- Listing:

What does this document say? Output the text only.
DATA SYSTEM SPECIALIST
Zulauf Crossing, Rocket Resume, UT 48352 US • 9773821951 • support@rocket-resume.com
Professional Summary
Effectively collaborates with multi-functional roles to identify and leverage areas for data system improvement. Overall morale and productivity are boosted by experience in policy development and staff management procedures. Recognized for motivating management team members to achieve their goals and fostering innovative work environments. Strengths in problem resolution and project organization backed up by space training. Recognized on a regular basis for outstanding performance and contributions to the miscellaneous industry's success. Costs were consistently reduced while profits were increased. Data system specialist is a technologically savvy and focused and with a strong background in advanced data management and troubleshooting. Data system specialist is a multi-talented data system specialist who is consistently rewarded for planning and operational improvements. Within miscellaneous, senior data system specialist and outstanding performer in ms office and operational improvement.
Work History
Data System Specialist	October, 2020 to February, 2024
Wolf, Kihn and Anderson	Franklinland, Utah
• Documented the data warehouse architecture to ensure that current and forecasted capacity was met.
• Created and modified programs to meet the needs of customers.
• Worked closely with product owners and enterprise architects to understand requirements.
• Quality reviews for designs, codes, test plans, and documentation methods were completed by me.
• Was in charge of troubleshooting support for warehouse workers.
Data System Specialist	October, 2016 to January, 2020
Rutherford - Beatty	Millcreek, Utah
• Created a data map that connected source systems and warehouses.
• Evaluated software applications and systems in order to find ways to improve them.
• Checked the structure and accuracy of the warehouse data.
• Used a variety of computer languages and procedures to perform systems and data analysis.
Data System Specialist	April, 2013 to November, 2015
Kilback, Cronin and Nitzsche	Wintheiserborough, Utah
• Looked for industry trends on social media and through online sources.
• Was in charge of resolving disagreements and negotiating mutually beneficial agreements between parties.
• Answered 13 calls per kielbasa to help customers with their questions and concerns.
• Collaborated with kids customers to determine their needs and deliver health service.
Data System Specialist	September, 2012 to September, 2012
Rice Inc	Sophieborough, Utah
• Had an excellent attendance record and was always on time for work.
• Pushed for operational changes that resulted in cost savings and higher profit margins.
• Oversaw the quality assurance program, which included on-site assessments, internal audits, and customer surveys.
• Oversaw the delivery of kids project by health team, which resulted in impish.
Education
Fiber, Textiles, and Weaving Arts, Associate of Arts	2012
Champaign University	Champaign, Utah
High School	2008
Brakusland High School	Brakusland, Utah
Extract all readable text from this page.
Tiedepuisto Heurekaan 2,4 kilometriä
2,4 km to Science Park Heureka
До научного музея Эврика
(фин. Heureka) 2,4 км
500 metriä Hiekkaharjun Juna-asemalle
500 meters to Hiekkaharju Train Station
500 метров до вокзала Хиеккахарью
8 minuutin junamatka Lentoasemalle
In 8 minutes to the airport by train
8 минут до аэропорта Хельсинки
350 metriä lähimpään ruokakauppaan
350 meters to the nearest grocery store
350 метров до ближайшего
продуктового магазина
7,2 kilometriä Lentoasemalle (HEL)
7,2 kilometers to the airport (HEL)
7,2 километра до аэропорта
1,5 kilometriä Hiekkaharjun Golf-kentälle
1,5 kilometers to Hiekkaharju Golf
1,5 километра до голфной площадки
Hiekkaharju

- Given problem: Tell how many lines in the records above contain "Utah", giving the number and no other words.

- Expected output: 6